> **Stored records**
##########
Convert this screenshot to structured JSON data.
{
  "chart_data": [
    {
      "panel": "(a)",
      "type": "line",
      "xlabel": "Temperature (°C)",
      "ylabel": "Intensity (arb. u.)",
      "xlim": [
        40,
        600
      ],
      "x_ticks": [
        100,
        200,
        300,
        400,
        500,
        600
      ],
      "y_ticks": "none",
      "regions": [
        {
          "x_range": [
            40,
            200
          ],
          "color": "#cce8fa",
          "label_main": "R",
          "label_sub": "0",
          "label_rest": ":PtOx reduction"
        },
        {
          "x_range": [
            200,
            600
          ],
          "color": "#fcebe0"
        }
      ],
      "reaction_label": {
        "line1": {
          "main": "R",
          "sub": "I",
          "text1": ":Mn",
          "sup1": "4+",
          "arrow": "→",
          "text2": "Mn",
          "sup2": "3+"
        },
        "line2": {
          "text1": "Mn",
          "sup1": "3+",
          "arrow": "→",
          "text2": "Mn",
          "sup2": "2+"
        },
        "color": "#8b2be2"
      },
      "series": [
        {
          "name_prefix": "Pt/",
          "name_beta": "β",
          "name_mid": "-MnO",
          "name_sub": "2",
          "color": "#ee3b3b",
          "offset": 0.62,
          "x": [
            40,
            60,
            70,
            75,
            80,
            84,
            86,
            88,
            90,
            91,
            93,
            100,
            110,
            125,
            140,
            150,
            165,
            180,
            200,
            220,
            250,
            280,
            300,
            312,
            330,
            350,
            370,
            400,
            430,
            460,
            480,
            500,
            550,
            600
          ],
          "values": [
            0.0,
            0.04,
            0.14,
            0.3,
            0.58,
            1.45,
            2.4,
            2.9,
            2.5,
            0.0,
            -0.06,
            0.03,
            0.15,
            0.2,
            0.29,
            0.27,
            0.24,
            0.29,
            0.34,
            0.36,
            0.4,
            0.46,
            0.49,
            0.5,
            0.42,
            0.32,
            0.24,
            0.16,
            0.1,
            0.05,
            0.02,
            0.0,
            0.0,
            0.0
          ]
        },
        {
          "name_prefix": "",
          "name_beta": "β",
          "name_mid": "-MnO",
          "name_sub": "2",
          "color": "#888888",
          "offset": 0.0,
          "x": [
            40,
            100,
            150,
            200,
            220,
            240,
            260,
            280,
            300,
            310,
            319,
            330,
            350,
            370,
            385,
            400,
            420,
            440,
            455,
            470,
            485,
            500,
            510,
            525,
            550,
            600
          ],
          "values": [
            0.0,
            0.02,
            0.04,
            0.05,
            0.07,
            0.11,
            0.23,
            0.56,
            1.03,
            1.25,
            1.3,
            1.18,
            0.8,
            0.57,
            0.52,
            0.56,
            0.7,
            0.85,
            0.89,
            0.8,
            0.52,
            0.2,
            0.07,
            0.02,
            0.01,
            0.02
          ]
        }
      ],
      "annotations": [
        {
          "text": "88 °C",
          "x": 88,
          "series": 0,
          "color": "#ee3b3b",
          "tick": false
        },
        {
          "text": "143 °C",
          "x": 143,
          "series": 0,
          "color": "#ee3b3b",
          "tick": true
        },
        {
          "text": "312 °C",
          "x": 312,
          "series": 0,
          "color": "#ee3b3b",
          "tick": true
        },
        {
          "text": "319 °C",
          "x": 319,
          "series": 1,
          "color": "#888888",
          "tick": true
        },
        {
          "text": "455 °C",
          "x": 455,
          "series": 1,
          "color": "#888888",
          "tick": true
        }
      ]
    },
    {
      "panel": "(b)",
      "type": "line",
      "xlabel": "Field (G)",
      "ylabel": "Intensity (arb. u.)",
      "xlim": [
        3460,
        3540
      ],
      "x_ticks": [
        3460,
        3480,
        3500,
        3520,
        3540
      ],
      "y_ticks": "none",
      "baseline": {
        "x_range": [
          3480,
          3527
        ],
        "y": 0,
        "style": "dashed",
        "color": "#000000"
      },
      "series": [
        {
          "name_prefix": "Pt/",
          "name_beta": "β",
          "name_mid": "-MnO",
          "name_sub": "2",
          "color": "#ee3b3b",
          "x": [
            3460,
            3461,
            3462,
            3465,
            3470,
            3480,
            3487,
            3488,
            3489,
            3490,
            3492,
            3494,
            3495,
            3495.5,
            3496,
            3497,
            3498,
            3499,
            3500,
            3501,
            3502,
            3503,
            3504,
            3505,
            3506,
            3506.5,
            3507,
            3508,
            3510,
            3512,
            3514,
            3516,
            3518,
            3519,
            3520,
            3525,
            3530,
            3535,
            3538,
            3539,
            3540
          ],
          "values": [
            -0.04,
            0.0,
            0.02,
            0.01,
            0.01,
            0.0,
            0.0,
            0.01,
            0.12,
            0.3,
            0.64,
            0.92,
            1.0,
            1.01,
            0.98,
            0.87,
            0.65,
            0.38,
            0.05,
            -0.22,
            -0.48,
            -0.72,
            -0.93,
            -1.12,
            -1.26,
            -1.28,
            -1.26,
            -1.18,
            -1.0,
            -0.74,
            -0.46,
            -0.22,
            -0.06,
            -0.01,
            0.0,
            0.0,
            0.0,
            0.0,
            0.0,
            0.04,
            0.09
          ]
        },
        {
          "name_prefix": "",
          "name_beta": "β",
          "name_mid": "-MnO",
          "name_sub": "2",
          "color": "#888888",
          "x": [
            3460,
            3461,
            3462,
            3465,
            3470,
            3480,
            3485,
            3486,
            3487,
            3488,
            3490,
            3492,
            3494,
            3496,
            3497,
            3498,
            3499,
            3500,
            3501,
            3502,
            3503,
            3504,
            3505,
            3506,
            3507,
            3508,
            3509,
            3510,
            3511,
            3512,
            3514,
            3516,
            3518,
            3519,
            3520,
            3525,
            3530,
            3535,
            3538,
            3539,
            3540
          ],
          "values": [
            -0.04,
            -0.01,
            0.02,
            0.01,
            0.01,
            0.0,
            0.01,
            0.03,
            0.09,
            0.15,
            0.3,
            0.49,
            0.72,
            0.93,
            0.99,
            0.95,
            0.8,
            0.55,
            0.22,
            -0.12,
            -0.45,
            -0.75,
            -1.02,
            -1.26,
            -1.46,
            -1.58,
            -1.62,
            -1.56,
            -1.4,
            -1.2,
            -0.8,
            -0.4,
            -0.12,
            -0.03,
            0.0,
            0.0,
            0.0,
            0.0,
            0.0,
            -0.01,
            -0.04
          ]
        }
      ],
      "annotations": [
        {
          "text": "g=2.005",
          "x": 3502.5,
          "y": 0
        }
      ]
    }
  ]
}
##########
> **Given instruction**
Can you reproduce all the material exactly?

> **Answer to the exercise**
Convert this screenshot to structured JSON data.
{
  "chart_data": [
    {
      "panel": "(a)",
      "type": "line",
      "xlabel": "Temperature (°C)",
      "ylabel": "Intensity (arb. u.)",
      "xlim": [
        40,
        600
      ],
      "x_ticks": [
        100,
        200,
        300,
        400,
        500,
        600
      ],
      "y_ticks": "none",
      "regions": [
        {
          "x_range": [
            40,
            200
          ],
          "color": "#cce8fa",
          "label_main": "R",
          "label_sub": "0",
          "label_rest": ":PtOx reduction"
        },
        {
          "x_range": [
            200,
            600
          ],
          "color": "#fcebe0"
        }
      ],
      "reaction_label": {
        "line1": {
          "main": "R",
          "sub": "I",
          "text1": ":Mn",
          "sup1": "4+",
          "arrow": "→",
          "text2": "Mn",
          "sup2": "3+"
        },
        "line2": {
          "text1": "Mn",
          "sup1": "3+",
          "arrow": "→",
          "text2": "Mn",
          "sup2": "2+"
        },
        "color": "#8b2be2"
      },
      "series": [
        {
          "name_prefix": "Pt/",
          "name_beta": "β",
          "name_mid": "-MnO",
          "name_sub": "2",
          "color": "#ee3b3b",
          "offset": 0.62,
          "x": [
            40,
            60,
            70,
            75,
            80,
            84,
            86,
            88,
            90,
            91,
            93,
            100,
            110,
            125,
            140,
            150,
            165,
            180,
            200,
            220,
            250,
            280,
            300,
            312,
            330,
            350,
            370,
            400,
            430,
            460,
            480,
            500,
            550,
            600
          ],
          "values": [
            0.0,
            0.04,
            0.14,
            0.3,
            0.58,
            1.45,
            2.4,
            2.9,
            2.5,
            0.0,
            -0.06,
            0.03,
            0.15,
            0.2,
            0.29,
            0.27,
            0.24,
            0.29,
            0.34,
            0.36,
            0.4,
            0.46,
            0.49,
            0.5,
            0.42,
            0.32,
            0.24,
            0.16,
            0.1,
            0.05,
            0.02,
            0.0,
            0.0,
            0.0
          ]
        },
        {
          "name_prefix": "",
          "name_beta": "β",
          "name_mid": "-MnO",
          "name_sub": "2",
          "color": "#888888",
          "offset": 0.0,
          "x": [
            40,
            100,
            150,
            200,
            220,
            240,
            260,
            280,
            300,
            310,
            319,
            330,
            350,
            370,
            385,
            400,
            420,
            440,
            455,
            470,
            485,
            500,
            510,
            525,
            550,
            600
          ],
          "values": [
            0.0,
            0.02,
            0.04,
            0.05,
            0.07,
            0.11,
            0.23,
            0.56,
            1.03,
            1.25,
            1.3,
            1.18,
            0.8,
            0.57,
            0.52,
            0.56,
            0.7,
            0.85,
            0.89,
            0.8,
            0.52,
            0.2,
            0.07,
            0.02,
            0.01,
            0.02
          ]
        }
      ],
      "annotations": [
        {
          "text": "88 °C",
          "x": 88,
          "series": 0,
          "color": "#ee3b3b",
          "tick": false
        },
        {
          "text": "143 °C",
          "x": 143,
          "series": 0,
          "color": "#ee3b3b",
          "tick": true
        },
        {
          "text": "312 °C",
          "x": 312,
          "series": 0,
          "color": "#ee3b3b",
          "tick": true
        },
        {
          "text": "319 °C",
          "x": 319,
          "series": 1,
          "color": "#888888",
          "tick": true
        },
        {
          "text": "455 °C",
          "x": 455,
          "series": 1,
          "color": "#888888",
          "tick": true
        }
      ]
    },
    {
      "panel": "(b)",
      "type": "line",
      "xlabel": "Field (G)",
      "ylabel": "Intensity (arb. u.)",
      "xlim": [
        3460,
        3540
      ],
      "x_ticks": [
        3460,
        3480,
        3500,
        3520,
        3540
      ],
      "y_ticks": "none",
      "baseline": {
        "x_range": [
          3480,
          3527
        ],
        "y": 0,
        "style": "dashed",
        "color": "#000000"
      },
      "series": [
        {
          "name_prefix": "Pt/",
          "name_beta": "β",
          "name_mid": "-MnO",
          "name_sub": "2",
          "color": "#ee3b3b",
          "x": [
            3460,
            3461,
            3462,
            3465,
            3470,
            3480,
            3487,
            3488,
            3489,
            3490,
            3492,
            3494,
            3495,
            3495.5,
            3496,
            3497,
            3498,
            3499,
            3500,
            3501,
            3502,
            3503,
            3504,
            3505,
            3506,
            3506.5,
            3507,
            3508,
            3510,
            3512,
            3514,
            3516,
            3518,
            3519,
            3520,
            3525,
            3530,
            3535,
            3538,
            3539,
            3540
          ],
          "values": [
            -0.04,
            0.0,
            0.02,
            0.01,
            0.01,
            0.0,
            0.0,
            0.01,
            0.12,
            0.3,
            0.64,
            0.92,
            1.0,
            1.01,
            0.98,
            0.87,
            0.65,
            0.38,
            0.05,
            -0.22,
            -0.48,
            -0.72,
            -0.93,
            -1.12,
            -1.26,
            -1.28,
            -1.26,
            -1.18,
            -1.0,
            -0.74,
            -0.46,
            -0.22,
            -0.06,
            -0.01,
            0.0,
            0.0,
            0.0,
            0.0,
            0.0,
            0.04,
            0.09
          ]
        },
        {
          "name_prefix": "",
          "name_beta": "β",
          "name_mid": "-MnO",
          "name_sub": "2",
          "color": "#888888",
          "x": [
            3460,
            3461,
            3462,
            3465,
            3470,
            3480,
            3485,
            3486,
            3487,
            3488,
            3490,
            3492,
            3494,
            3496,
            3497,
            3498,
            3499,
            3500,
            3501,
            3502,
            3503,
            3504,
            3505,
            3506,
            3507,
            3508,
            3509,
            3510,
            3511,
            3512,
            3514,
            3516,
            3518,
            3519,
            3520,
            3525,
            3530,
            3535,
            3538,
            3539,
            3540
          ],
          "values": [
            -0.04,
            -0.01,
            0.02,
            0.01,
            0.01,
            0.0,
            0.01,
            0.03,
            0.09,
            0.15,
            0.3,
            0.49,
            0.72,
            0.93,
            0.99,
            0.95,
            0.8,
            0.55,
            0.22,
            -0.12,
            -0.45,
            -0.75,
            -1.02,
            -1.26,
            -1.46,
            -1.58,
            -1.62,
            -1.56,
            -1.4,
            -1.2,
            -0.8,
            -0.4,
            -0.12,
            -0.03,
            0.0,
            0.0,
            0.0,
            0.0,
            0.0,
            -0.01,
            -0.04
          ]
        }
      ],
      "annotations": [
        {
          "text": "g=2.005",
          "x": 3502.5,
          "y": 0
        }
      ]
    }
  ]
}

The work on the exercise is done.